[EXERCISE]:
Write out the entire listing below exactly as it appears, minus any pictures.

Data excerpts
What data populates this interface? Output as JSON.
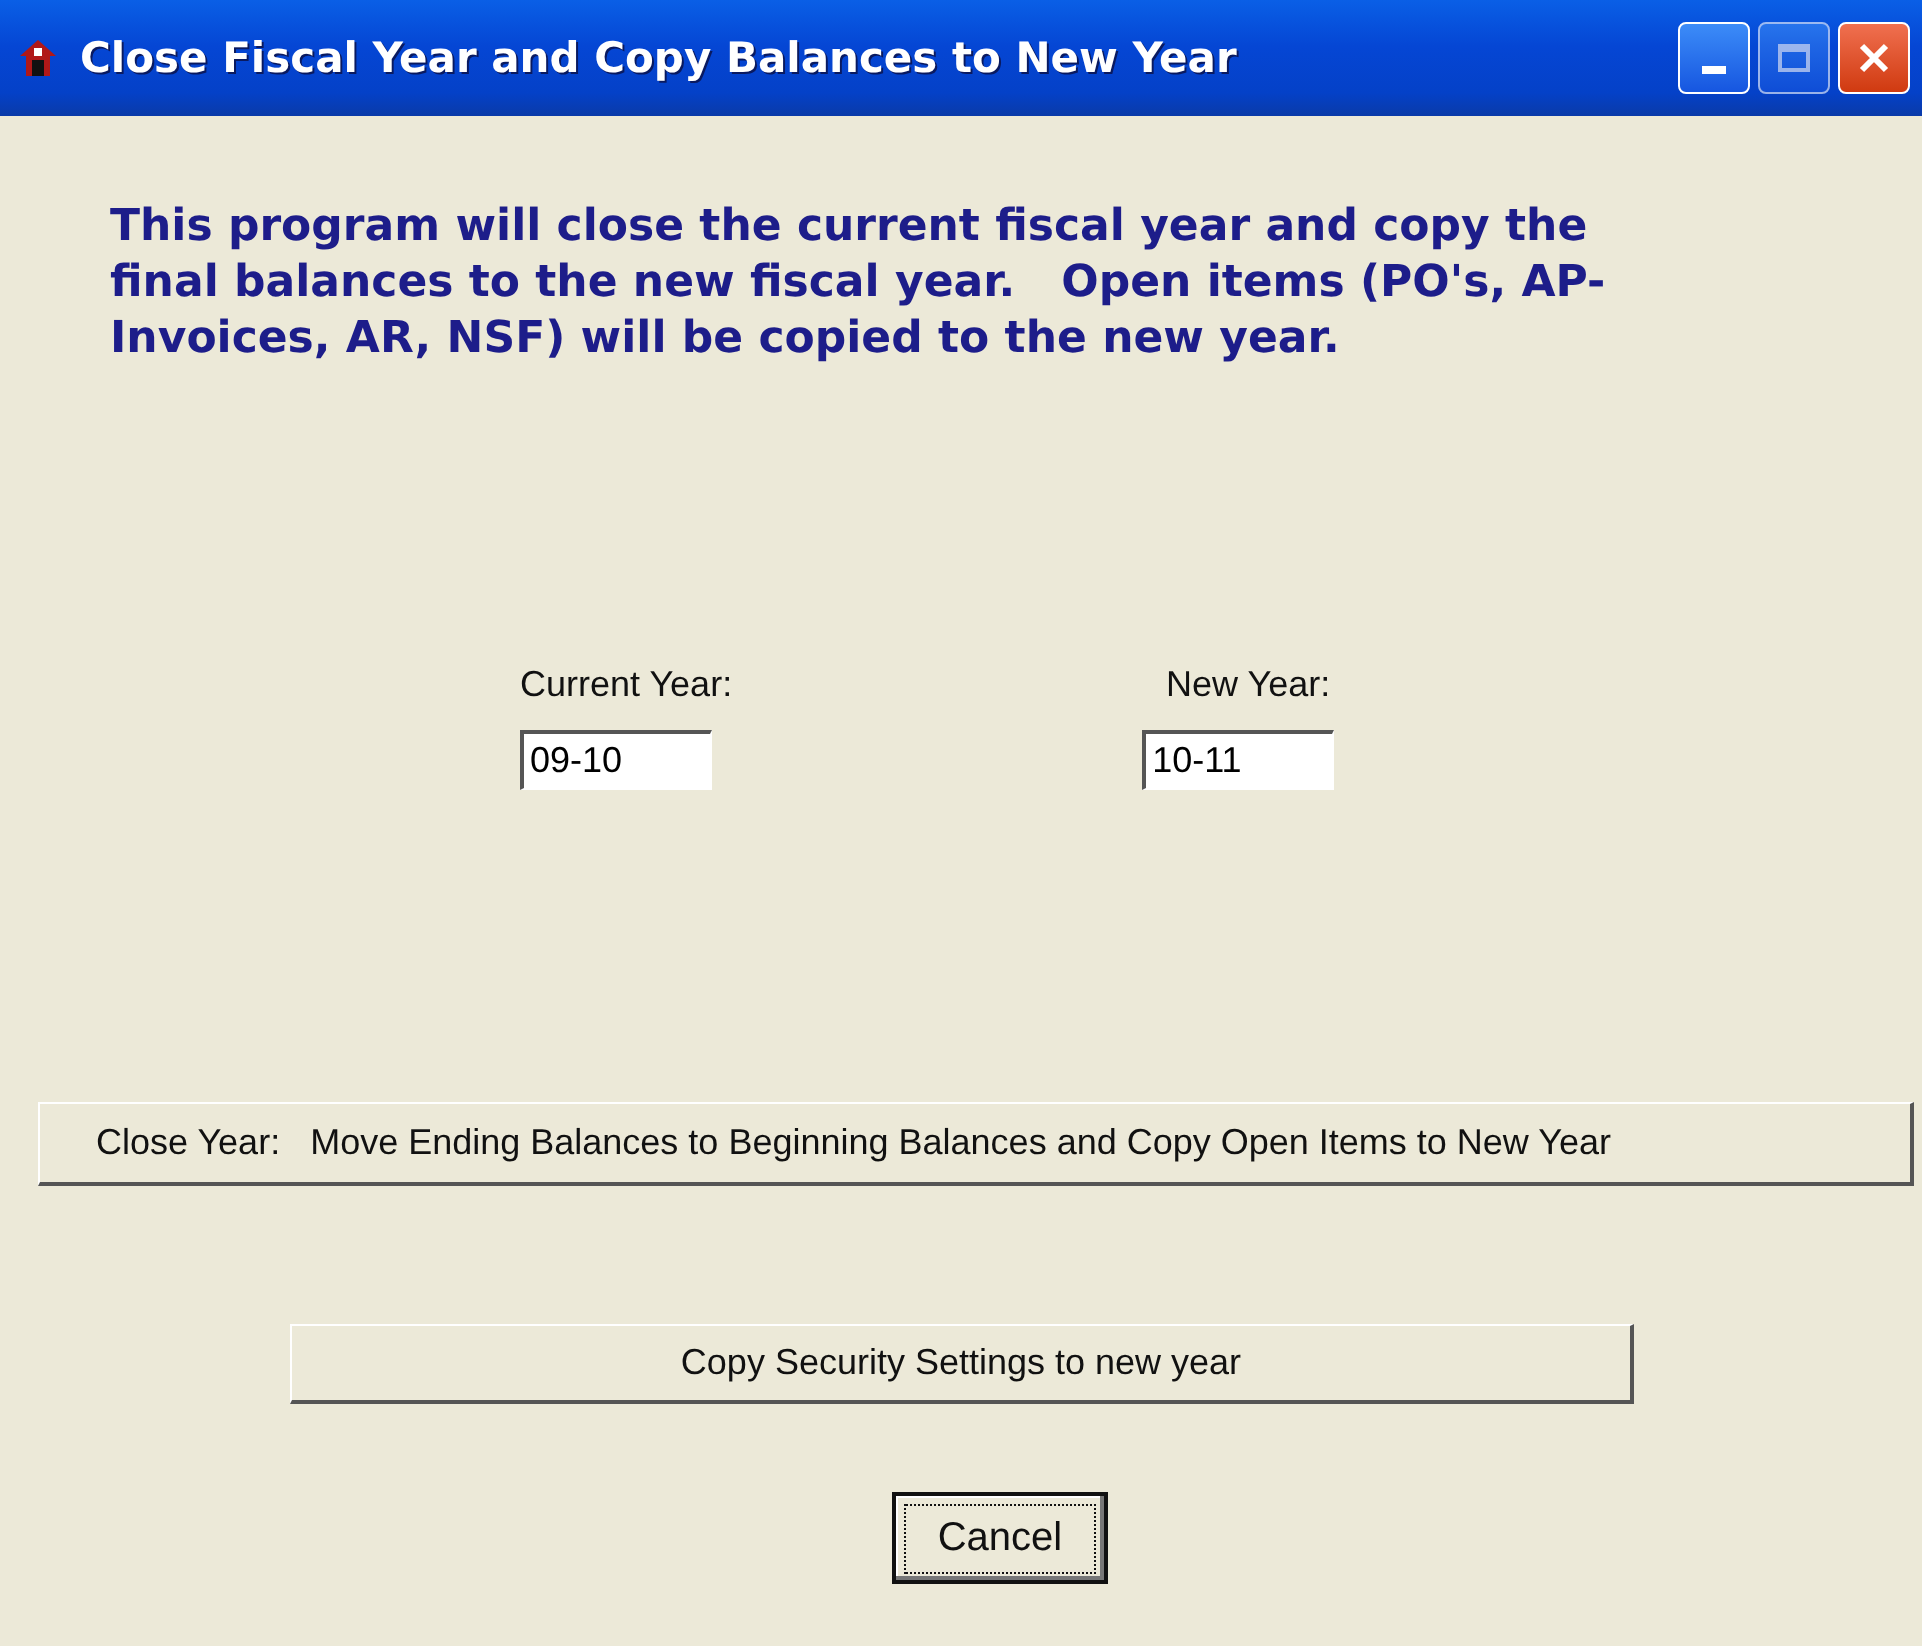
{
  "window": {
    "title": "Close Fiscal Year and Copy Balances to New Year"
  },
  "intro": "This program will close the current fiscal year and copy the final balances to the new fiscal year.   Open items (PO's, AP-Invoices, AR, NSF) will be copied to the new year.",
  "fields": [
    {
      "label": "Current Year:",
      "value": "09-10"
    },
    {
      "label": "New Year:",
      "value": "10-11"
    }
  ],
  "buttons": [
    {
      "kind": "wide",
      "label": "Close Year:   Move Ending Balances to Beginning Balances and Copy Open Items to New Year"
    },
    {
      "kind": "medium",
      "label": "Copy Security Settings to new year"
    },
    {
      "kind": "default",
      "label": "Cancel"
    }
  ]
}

[PROBLEM SOLUTION]:
What data populates this interface? Output as JSON.
{
  "window": {
    "title": "Close Fiscal Year and Copy Balances to New Year"
  },
  "intro": "This program will close the current fiscal year and copy the final balances to the new fiscal year.   Open items (PO's, AP-Invoices, AR, NSF) will be copied to the new year.",
  "fields": [
    {
      "label": "Current Year:",
      "value": "09-10"
    },
    {
      "label": "New Year:",
      "value": "10-11"
    }
  ],
  "buttons": [
    {
      "kind": "wide",
      "label": "Close Year:   Move Ending Balances to Beginning Balances and Copy Open Items to New Year"
    },
    {
      "kind": "medium",
      "label": "Copy Security Settings to new year"
    },
    {
      "kind": "default",
      "label": "Cancel"
    }
  ]
}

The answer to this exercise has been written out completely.